* Start *
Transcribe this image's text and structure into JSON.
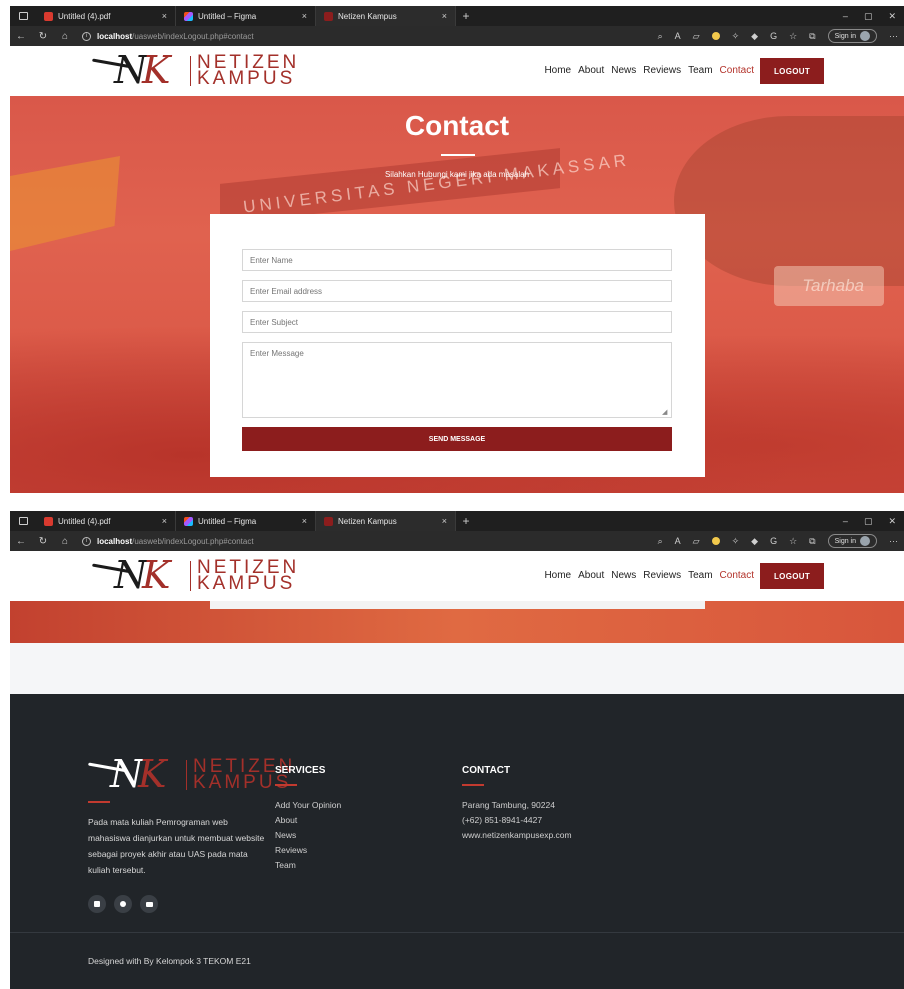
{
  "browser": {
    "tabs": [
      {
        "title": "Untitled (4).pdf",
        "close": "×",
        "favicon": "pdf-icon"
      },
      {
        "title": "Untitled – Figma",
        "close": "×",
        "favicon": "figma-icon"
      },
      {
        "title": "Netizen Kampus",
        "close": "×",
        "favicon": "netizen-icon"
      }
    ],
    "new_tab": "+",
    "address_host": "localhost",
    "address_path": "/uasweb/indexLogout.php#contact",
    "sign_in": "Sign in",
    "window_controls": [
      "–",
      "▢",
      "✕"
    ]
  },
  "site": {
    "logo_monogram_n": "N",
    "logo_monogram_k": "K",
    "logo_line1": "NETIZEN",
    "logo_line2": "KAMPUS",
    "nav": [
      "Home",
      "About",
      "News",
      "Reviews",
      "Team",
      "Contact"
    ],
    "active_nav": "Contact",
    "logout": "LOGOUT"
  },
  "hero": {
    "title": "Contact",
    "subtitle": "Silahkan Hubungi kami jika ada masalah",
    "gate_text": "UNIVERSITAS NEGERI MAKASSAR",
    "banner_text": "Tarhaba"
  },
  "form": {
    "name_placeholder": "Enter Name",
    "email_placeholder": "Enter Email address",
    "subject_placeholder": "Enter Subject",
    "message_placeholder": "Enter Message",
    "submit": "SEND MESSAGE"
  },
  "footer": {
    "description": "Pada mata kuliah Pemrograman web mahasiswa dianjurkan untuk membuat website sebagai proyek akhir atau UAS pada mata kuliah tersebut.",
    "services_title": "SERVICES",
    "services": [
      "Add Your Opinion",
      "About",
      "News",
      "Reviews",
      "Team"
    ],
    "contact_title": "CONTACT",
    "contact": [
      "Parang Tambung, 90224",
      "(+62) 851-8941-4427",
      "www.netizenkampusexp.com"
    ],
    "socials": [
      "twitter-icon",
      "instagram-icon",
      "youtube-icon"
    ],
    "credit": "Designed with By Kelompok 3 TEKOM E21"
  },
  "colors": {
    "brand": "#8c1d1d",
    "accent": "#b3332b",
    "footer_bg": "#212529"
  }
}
* End *
== What the task requires ==
Transcribe the complete set of entries verbatim. No pictures belong in the copy.

== Result for this exercise ==
Transcribe this image's text and structure into JSON.
{
  "browser": {
    "tabs": [
      {
        "title": "Untitled (4).pdf",
        "close": "×",
        "favicon": "pdf-icon"
      },
      {
        "title": "Untitled – Figma",
        "close": "×",
        "favicon": "figma-icon"
      },
      {
        "title": "Netizen Kampus",
        "close": "×",
        "favicon": "netizen-icon"
      }
    ],
    "new_tab": "+",
    "address_host": "localhost",
    "address_path": "/uasweb/indexLogout.php#contact",
    "sign_in": "Sign in",
    "window_controls": [
      "–",
      "▢",
      "✕"
    ]
  },
  "site": {
    "logo_monogram_n": "N",
    "logo_monogram_k": "K",
    "logo_line1": "NETIZEN",
    "logo_line2": "KAMPUS",
    "nav": [
      "Home",
      "About",
      "News",
      "Reviews",
      "Team",
      "Contact"
    ],
    "active_nav": "Contact",
    "logout": "LOGOUT"
  },
  "hero": {
    "title": "Contact",
    "subtitle": "Silahkan Hubungi kami jika ada masalah",
    "gate_text": "UNIVERSITAS NEGERI MAKASSAR",
    "banner_text": "Tarhaba"
  },
  "form": {
    "name_placeholder": "Enter Name",
    "email_placeholder": "Enter Email address",
    "subject_placeholder": "Enter Subject",
    "message_placeholder": "Enter Message",
    "submit": "SEND MESSAGE"
  },
  "footer": {
    "description": "Pada mata kuliah Pemrograman web mahasiswa dianjurkan untuk membuat website sebagai proyek akhir atau UAS pada mata kuliah tersebut.",
    "services_title": "SERVICES",
    "services": [
      "Add Your Opinion",
      "About",
      "News",
      "Reviews",
      "Team"
    ],
    "contact_title": "CONTACT",
    "contact": [
      "Parang Tambung, 90224",
      "(+62) 851-8941-4427",
      "www.netizenkampusexp.com"
    ],
    "socials": [
      "twitter-icon",
      "instagram-icon",
      "youtube-icon"
    ],
    "credit": "Designed with By Kelompok 3 TEKOM E21"
  },
  "colors": {
    "brand": "#8c1d1d",
    "accent": "#b3332b",
    "footer_bg": "#212529"
  }
}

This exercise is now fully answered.